Description of the task:
Each line of the material must be repeated precisely, with the pictures left out.

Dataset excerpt

## BEGIN

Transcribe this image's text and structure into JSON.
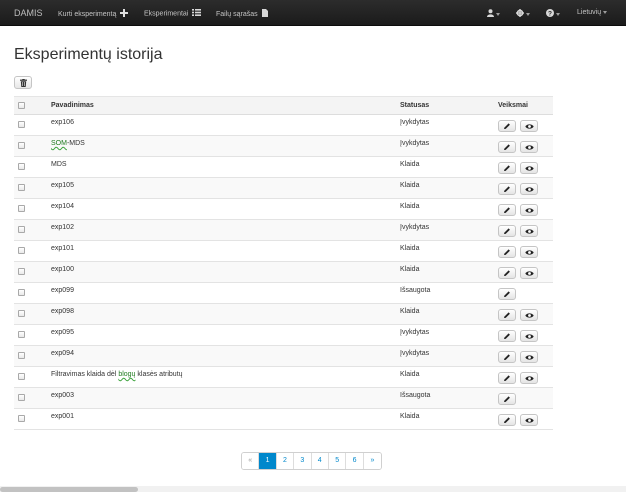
{
  "navbar": {
    "brand": "DAMIS",
    "items": [
      {
        "label": "Kurti eksperimentą",
        "icon": "plus-icon"
      },
      {
        "label": "Eksperimentai",
        "icon": "list-icon"
      },
      {
        "label": "Failų sąrašas",
        "icon": "file-icon"
      }
    ],
    "right": [
      {
        "icon": "user-icon"
      },
      {
        "icon": "gear-icon"
      },
      {
        "icon": "help-icon"
      },
      {
        "label": "Lietuvių"
      }
    ]
  },
  "page": {
    "title": "Eksperimentų istorija"
  },
  "toolbar": {
    "delete_icon": "trash-icon"
  },
  "table": {
    "headers": {
      "name": "Pavadinimas",
      "status": "Statusas",
      "actions": "Veiksmai"
    },
    "rows": [
      {
        "name": "exp106",
        "status": "Įvykdytas",
        "actions": [
          "edit",
          "view"
        ]
      },
      {
        "name_parts": [
          "SOM",
          "-MDS"
        ],
        "status": "Įvykdytas",
        "actions": [
          "edit",
          "view"
        ]
      },
      {
        "name": "MDS",
        "status": "Klaida",
        "actions": [
          "edit",
          "view"
        ]
      },
      {
        "name": "exp105",
        "status": "Klaida",
        "actions": [
          "edit",
          "view"
        ]
      },
      {
        "name": "exp104",
        "status": "Klaida",
        "actions": [
          "edit",
          "view"
        ]
      },
      {
        "name": "exp102",
        "status": "Įvykdytas",
        "actions": [
          "edit",
          "view"
        ]
      },
      {
        "name": "exp101",
        "status": "Klaida",
        "actions": [
          "edit",
          "view"
        ]
      },
      {
        "name": "exp100",
        "status": "Klaida",
        "actions": [
          "edit",
          "view"
        ]
      },
      {
        "name": "exp099",
        "status": "Išsaugota",
        "actions": [
          "edit"
        ]
      },
      {
        "name": "exp098",
        "status": "Klaida",
        "actions": [
          "edit",
          "view"
        ]
      },
      {
        "name": "exp095",
        "status": "Įvykdytas",
        "actions": [
          "edit",
          "view"
        ]
      },
      {
        "name": "exp094",
        "status": "Įvykdytas",
        "actions": [
          "edit",
          "view"
        ]
      },
      {
        "name_parts": [
          "Filtravimas klaida dėl ",
          "blogų",
          " klasės atributų"
        ],
        "status": "Klaida",
        "actions": [
          "edit",
          "view"
        ]
      },
      {
        "name": "exp003",
        "status": "Išsaugota",
        "actions": [
          "edit"
        ]
      },
      {
        "name": "exp001",
        "status": "Klaida",
        "actions": [
          "edit",
          "view"
        ]
      }
    ]
  },
  "pagination": {
    "prev": "«",
    "pages": [
      "1",
      "2",
      "3",
      "4",
      "5",
      "6"
    ],
    "next": "»",
    "current": "1"
  },
  "colors": {
    "accent": "#0088cc",
    "navbar": "#222222"
  }
}
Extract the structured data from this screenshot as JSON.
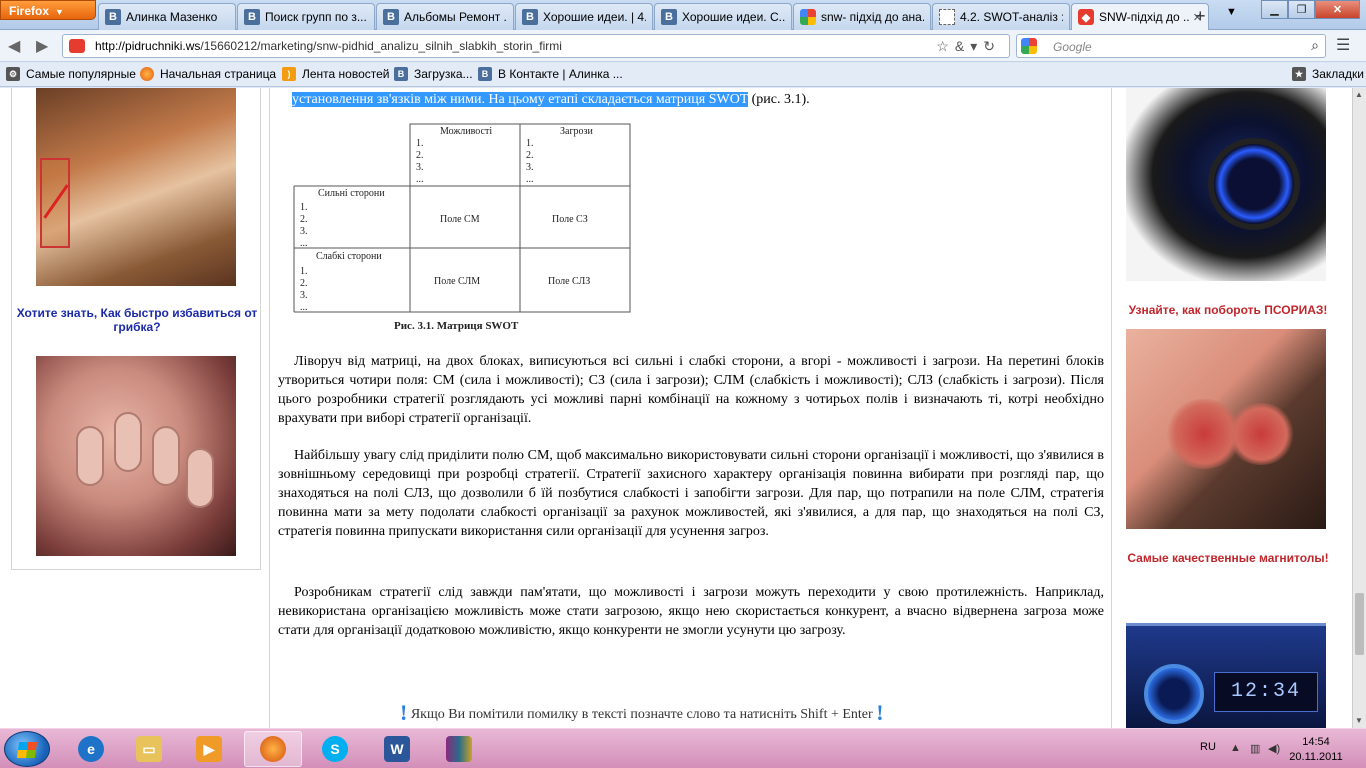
{
  "browser": {
    "menu_label": "Firefox",
    "tabs": [
      {
        "title": "Алинка Мазенко",
        "icon": "vk-icon"
      },
      {
        "title": "Поиск групп по з...",
        "icon": "vk-icon"
      },
      {
        "title": "Альбомы Ремонт ...",
        "icon": "vk-icon"
      },
      {
        "title": "Хорошие идеи. | 4...",
        "icon": "vk-icon"
      },
      {
        "title": "Хорошие идеи. С...",
        "icon": "vk-icon"
      },
      {
        "title": "snw- підхід до ана...",
        "icon": "google-icon"
      },
      {
        "title": "4.2. SWOT-аналіз :...",
        "icon": "blank-page-icon"
      },
      {
        "title": "SNW-підхід до ...",
        "icon": "site-icon",
        "active": true
      }
    ],
    "url_host": "http://pidruchniki.ws",
    "url_path": "/15660212/marketing/snw-pidhid_analizu_silnih_slabkih_storin_firmi",
    "search_placeholder": "Google",
    "bookmarks_label": "Закладки",
    "bookmarks": [
      {
        "label": "Самые популярные",
        "icon": "gear-icon"
      },
      {
        "label": "Начальная страница",
        "icon": "firefox-icon"
      },
      {
        "label": "Лента новостей",
        "icon": "rss-icon"
      },
      {
        "label": "Загрузка...",
        "icon": "vk-icon"
      },
      {
        "label": "В Контакте | Алинка ...",
        "icon": "vk-icon"
      }
    ]
  },
  "left_ads": {
    "ad1_text": "Хотите знать, Как быстро избавиться от грибка?"
  },
  "right_ads": {
    "ad1_text": "Узнайте, как побороть ПСОРИАЗ!",
    "ad2_text": "Самые качественные магнитолы!",
    "radio_display": "12:34"
  },
  "article": {
    "highlight_selected": "установлення зв'язків між ними. На цьому етапі складається матриця SWOT",
    "highlight_rest": " (рис. 3.1).",
    "matrix": {
      "col_opportunities": "Можливості",
      "col_threats": "Загрози",
      "row_strengths": "Сильні сторони",
      "row_weaknesses": "Слабкі сторони",
      "list": [
        "1.",
        "2.",
        "3.",
        "..."
      ],
      "cell_sm": "Поле СМ",
      "cell_sz": "Поле СЗ",
      "cell_slm": "Поле СЛМ",
      "cell_slz": "Поле СЛЗ",
      "caption": "Рис. 3.1. Матриця SWOT"
    },
    "p1": "Ліворуч від матриці, на двох блоках, виписуються всі сильні і слабкі сторони, а вгорі - можливості і загрози. На перетині блоків утвориться чотири поля: СМ (сила і можливості); СЗ (сила і загрози); СЛМ (слабкість і можливості); СЛЗ (слабкість і загрози). Після цього розробники стратегії розглядають усі можливі парні комбінації на кожному з чотирьох полів і визначають ті, котрі необхідно врахувати при виборі стратегії організації.",
    "p2": "Найбільшу увагу слід приділити полю СМ, щоб максимально використовувати сильні сторони організації і можливості, що з'явилися в зовнішньому середовищі при розробці стратегії. Стратегії захисного характеру організація повинна вибирати при розгляді пар, що знаходяться на полі СЛЗ, що дозволили б їй позбутися слабкості і запобігти загрози. Для пар, що потрапили на поле СЛМ, стратегія повинна мати за мету подолати слабкості організації за рахунок можливостей, які з'явилися, а для пар, що знаходяться на полі СЗ, стратегія повинна припускати використання сили організації для усунення загроз.",
    "p3": "Розробникам стратегії слід завжди пам'ятати, що можливості і загрози можуть переходити у свою протилежність. Наприклад, невикористана організацією можливість може стати загрозою, якщо нею скористається конкурент, а вчасно відвернена загроза може стати для організації додатковою можливістю, якщо конкуренти не змогли усунути цю загрозу.",
    "notice": "Якщо Ви помітили помилку в тексті позначте слово та натисніть Shift + Enter",
    "notice_mark": "!"
  },
  "taskbar": {
    "lang": "RU",
    "time": "14:54",
    "date": "20.11.2011",
    "apps": [
      "internet-explorer-icon",
      "explorer-icon",
      "media-player-icon",
      "firefox-icon",
      "skype-icon",
      "word-icon",
      "winrar-icon"
    ]
  }
}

## END

Answer to the task:
Transcribe this image's text and structure into JSON.
{
  "navbar": {
    "brand": "DAMIS",
    "items": [
      {
        "label": "Kurti eksperimentą",
        "icon": "plus-icon"
      },
      {
        "label": "Eksperimentai",
        "icon": "list-icon"
      },
      {
        "label": "Failų sąrašas",
        "icon": "file-icon"
      }
    ],
    "right": [
      {
        "icon": "user-icon"
      },
      {
        "icon": "gear-icon"
      },
      {
        "icon": "help-icon"
      },
      {
        "label": "Lietuvių"
      }
    ]
  },
  "page": {
    "title": "Eksperimentų istorija"
  },
  "toolbar": {
    "delete_icon": "trash-icon"
  },
  "table": {
    "headers": {
      "name": "Pavadinimas",
      "status": "Statusas",
      "actions": "Veiksmai"
    },
    "rows": [
      {
        "name": "exp106",
        "status": "Įvykdytas",
        "actions": [
          "edit",
          "view"
        ]
      },
      {
        "name_parts": [
          "SOM",
          "-MDS"
        ],
        "status": "Įvykdytas",
        "actions": [
          "edit",
          "view"
        ]
      },
      {
        "name": "MDS",
        "status": "Klaida",
        "actions": [
          "edit",
          "view"
        ]
      },
      {
        "name": "exp105",
        "status": "Klaida",
        "actions": [
          "edit",
          "view"
        ]
      },
      {
        "name": "exp104",
        "status": "Klaida",
        "actions": [
          "edit",
          "view"
        ]
      },
      {
        "name": "exp102",
        "status": "Įvykdytas",
        "actions": [
          "edit",
          "view"
        ]
      },
      {
        "name": "exp101",
        "status": "Klaida",
        "actions": [
          "edit",
          "view"
        ]
      },
      {
        "name": "exp100",
        "status": "Klaida",
        "actions": [
          "edit",
          "view"
        ]
      },
      {
        "name": "exp099",
        "status": "Išsaugota",
        "actions": [
          "edit"
        ]
      },
      {
        "name": "exp098",
        "status": "Klaida",
        "actions": [
          "edit",
          "view"
        ]
      },
      {
        "name": "exp095",
        "status": "Įvykdytas",
        "actions": [
          "edit",
          "view"
        ]
      },
      {
        "name": "exp094",
        "status": "Įvykdytas",
        "actions": [
          "edit",
          "view"
        ]
      },
      {
        "name_parts": [
          "Filtravimas klaida dėl ",
          "blogų",
          " klasės atributų"
        ],
        "status": "Klaida",
        "actions": [
          "edit",
          "view"
        ]
      },
      {
        "name": "exp003",
        "status": "Išsaugota",
        "actions": [
          "edit"
        ]
      },
      {
        "name": "exp001",
        "status": "Klaida",
        "actions": [
          "edit",
          "view"
        ]
      }
    ]
  },
  "pagination": {
    "prev": "«",
    "pages": [
      "1",
      "2",
      "3",
      "4",
      "5",
      "6"
    ],
    "next": "»",
    "current": "1"
  },
  "colors": {
    "accent": "#0088cc",
    "navbar": "#222222"
  }
}
Extract the structured data from this screenshot as JSON.
{
  "browser": {
    "menu_label": "Firefox",
    "tabs": [
      {
        "title": "Алинка Мазенко",
        "icon": "vk-icon"
      },
      {
        "title": "Поиск групп по з...",
        "icon": "vk-icon"
      },
      {
        "title": "Альбомы Ремонт ...",
        "icon": "vk-icon"
      },
      {
        "title": "Хорошие идеи. | 4...",
        "icon": "vk-icon"
      },
      {
        "title": "Хорошие идеи. С...",
        "icon": "vk-icon"
      },
      {
        "title": "snw- підхід до ана...",
        "icon": "google-icon"
      },
      {
        "title": "4.2. SWOT-аналіз :...",
        "icon": "blank-page-icon"
      },
      {
        "title": "SNW-підхід до ...",
        "icon": "site-icon",
        "active": true
      }
    ],
    "url_host": "http://pidruchniki.ws",
    "url_path": "/15660212/marketing/snw-pidhid_analizu_silnih_slabkih_storin_firmi",
    "search_placeholder": "Google",
    "bookmarks_label": "Закладки",
    "bookmarks": [
      {
        "label": "Самые популярные",
        "icon": "gear-icon"
      },
      {
        "label": "Начальная страница",
        "icon": "firefox-icon"
      },
      {
        "label": "Лента новостей",
        "icon": "rss-icon"
      },
      {
        "label": "Загрузка...",
        "icon": "vk-icon"
      },
      {
        "label": "В Контакте | Алинка ...",
        "icon": "vk-icon"
      }
    ]
  },
  "left_ads": {
    "ad1_text": "Хотите знать, Как быстро избавиться от грибка?"
  },
  "right_ads": {
    "ad1_text": "Узнайте, как побороть ПСОРИАЗ!",
    "ad2_text": "Самые качественные магнитолы!",
    "radio_display": "12:34"
  },
  "article": {
    "highlight_selected": "установлення зв'язків між ними. На цьому етапі складається матриця SWOT",
    "highlight_rest": " (рис. 3.1).",
    "matrix": {
      "col_opportunities": "Можливості",
      "col_threats": "Загрози",
      "row_strengths": "Сильні сторони",
      "row_weaknesses": "Слабкі сторони",
      "list": [
        "1.",
        "2.",
        "3.",
        "..."
      ],
      "cell_sm": "Поле СМ",
      "cell_sz": "Поле СЗ",
      "cell_slm": "Поле СЛМ",
      "cell_slz": "Поле СЛЗ",
      "caption": "Рис. 3.1. Матриця SWOT"
    },
    "p1": "Ліворуч від матриці, на двох блоках, виписуються всі сильні і слабкі сторони, а вгорі - можливості і загрози. На перетині блоків утвориться чотири поля: СМ (сила і можливості); СЗ (сила і загрози); СЛМ (слабкість і можливості); СЛЗ (слабкість і загрози). Після цього розробники стратегії розглядають усі можливі парні комбінації на кожному з чотирьох полів і визначають ті, котрі необхідно врахувати при виборі стратегії організації.",
    "p2": "Найбільшу увагу слід приділити полю СМ, щоб максимально використовувати сильні сторони організації і можливості, що з'явилися в зовнішньому середовищі при розробці стратегії. Стратегії захисного характеру організація повинна вибирати при розгляді пар, що знаходяться на полі СЛЗ, що дозволили б їй позбутися слабкості і запобігти загрози. Для пар, що потрапили на поле СЛМ, стратегія повинна мати за мету подолати слабкості організації за рахунок можливостей, які з'явилися, а для пар, що знаходяться на полі СЗ, стратегія повинна припускати використання сили організації для усунення загроз.",
    "p3": "Розробникам стратегії слід завжди пам'ятати, що можливості і загрози можуть переходити у свою протилежність. Наприклад, невикористана організацією можливість може стати загрозою, якщо нею скористається конкурент, а вчасно відвернена загроза може стати для організації додатковою можливістю, якщо конкуренти не змогли усунути цю загрозу.",
    "notice": "Якщо Ви помітили помилку в тексті позначте слово та натисніть Shift + Enter",
    "notice_mark": "!"
  },
  "taskbar": {
    "lang": "RU",
    "time": "14:54",
    "date": "20.11.2011",
    "apps": [
      "internet-explorer-icon",
      "explorer-icon",
      "media-player-icon",
      "firefox-icon",
      "skype-icon",
      "word-icon",
      "winrar-icon"
    ]
  }
}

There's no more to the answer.